◆ TASK DIRECTIONS
Return, character for character, the lines from the one bearing "What does this" through the end of the material. Omit everything before that line.

◆ Items from a dataset
_____
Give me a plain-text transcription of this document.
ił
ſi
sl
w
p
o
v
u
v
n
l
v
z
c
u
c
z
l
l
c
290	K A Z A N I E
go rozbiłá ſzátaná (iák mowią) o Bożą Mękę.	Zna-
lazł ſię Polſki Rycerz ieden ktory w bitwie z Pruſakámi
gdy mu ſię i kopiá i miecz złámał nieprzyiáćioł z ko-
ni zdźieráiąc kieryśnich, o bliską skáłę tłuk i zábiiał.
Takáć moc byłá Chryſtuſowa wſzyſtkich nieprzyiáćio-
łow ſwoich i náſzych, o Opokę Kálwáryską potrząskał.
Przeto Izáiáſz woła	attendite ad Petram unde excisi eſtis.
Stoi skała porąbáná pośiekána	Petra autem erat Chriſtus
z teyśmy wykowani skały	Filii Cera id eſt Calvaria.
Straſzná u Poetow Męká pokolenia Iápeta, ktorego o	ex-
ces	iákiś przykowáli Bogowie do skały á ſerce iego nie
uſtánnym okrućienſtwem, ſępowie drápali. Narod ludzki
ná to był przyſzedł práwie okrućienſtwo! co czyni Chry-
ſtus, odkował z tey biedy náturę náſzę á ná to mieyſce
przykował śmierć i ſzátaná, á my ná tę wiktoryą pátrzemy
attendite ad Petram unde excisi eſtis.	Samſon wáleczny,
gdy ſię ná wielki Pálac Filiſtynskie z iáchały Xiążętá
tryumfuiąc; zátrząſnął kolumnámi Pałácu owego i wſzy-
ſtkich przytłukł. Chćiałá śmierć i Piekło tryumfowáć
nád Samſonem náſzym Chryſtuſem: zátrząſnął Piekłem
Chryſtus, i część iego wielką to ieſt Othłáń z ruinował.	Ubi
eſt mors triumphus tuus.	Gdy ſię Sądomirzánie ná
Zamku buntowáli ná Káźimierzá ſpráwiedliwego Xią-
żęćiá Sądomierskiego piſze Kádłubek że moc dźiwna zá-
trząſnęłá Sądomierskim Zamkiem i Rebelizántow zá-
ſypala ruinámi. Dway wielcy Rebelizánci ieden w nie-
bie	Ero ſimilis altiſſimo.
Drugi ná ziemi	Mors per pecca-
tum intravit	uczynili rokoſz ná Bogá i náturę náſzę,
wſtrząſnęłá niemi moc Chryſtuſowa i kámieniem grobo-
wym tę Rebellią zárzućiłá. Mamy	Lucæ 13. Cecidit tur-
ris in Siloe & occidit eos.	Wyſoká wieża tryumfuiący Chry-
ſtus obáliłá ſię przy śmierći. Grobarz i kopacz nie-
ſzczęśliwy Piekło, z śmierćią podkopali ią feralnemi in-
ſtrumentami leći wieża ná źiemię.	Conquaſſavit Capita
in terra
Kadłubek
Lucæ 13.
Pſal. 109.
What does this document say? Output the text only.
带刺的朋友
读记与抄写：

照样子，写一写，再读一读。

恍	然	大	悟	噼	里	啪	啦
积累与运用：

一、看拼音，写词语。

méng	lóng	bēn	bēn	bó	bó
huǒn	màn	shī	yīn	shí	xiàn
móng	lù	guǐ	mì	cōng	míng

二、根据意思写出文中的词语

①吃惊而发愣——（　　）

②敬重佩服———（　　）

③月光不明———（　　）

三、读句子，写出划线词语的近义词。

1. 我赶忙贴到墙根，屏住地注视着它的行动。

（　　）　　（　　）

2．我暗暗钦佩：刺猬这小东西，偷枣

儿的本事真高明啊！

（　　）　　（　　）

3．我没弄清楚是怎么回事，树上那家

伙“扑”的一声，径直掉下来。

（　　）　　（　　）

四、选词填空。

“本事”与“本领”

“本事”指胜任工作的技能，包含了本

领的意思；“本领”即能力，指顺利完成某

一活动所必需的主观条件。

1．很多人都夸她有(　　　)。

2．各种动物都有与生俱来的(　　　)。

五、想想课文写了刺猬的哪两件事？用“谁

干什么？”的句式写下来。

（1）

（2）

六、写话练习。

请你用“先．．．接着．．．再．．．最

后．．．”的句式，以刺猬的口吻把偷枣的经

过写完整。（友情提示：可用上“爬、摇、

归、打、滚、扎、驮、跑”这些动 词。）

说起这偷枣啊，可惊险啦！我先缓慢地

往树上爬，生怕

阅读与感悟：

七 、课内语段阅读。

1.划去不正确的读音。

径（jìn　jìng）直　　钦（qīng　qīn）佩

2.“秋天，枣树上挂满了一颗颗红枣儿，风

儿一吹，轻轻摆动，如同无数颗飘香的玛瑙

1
_____
◆ SOLUTION FOR THIS PROBLEM
What does this document say? Output the text only.
带刺的朋友
读记与抄写：

照样子，写一写，再读一读。

恍	然	大	悟	噼	里	啪	啦
积累与运用：

一、看拼音，写词语。

méng	lóng	bēn	bēn	bó	bó
huǒn	màn	shī	yīn	shí	xiàn
móng	lù	guǐ	mì	cōng	míng

二、根据意思写出文中的词语

①吃惊而发愣——（　　）

②敬重佩服———（　　）

③月光不明———（　　）

三、读句子，写出划线词语的近义词。

1. 我赶忙贴到墙根，屏住地注视着它的行动。

（　　）　　（　　）

2．我暗暗钦佩：刺猬这小东西，偷枣

儿的本事真高明啊！

（　　）　　（　　）

3．我没弄清楚是怎么回事，树上那家

伙“扑”的一声，径直掉下来。

（　　）　　（　　）

四、选词填空。

“本事”与“本领”

“本事”指胜任工作的技能，包含了本

领的意思；“本领”即能力，指顺利完成某

一活动所必需的主观条件。

1．很多人都夸她有(　　　)。

2．各种动物都有与生俱来的(　　　)。

五、想想课文写了刺猬的哪两件事？用“谁

干什么？”的句式写下来。

（1）

（2）

六、写话练习。

请你用“先．．．接着．．．再．．．最

后．．．”的句式，以刺猬的口吻把偷枣的经

过写完整。（友情提示：可用上“爬、摇、

归、打、滚、扎、驮、跑”这些动 词。）

说起这偷枣啊，可惊险啦！我先缓慢地

往树上爬，生怕

阅读与感悟：

七 、课内语段阅读。

1.划去不正确的读音。

径（jìn　jìng）直　　钦（qīng　qīn）佩

2.“秋天，枣树上挂满了一颗颗红枣儿，风

儿一吹，轻轻摆动，如同无数颗飘香的玛瑙

1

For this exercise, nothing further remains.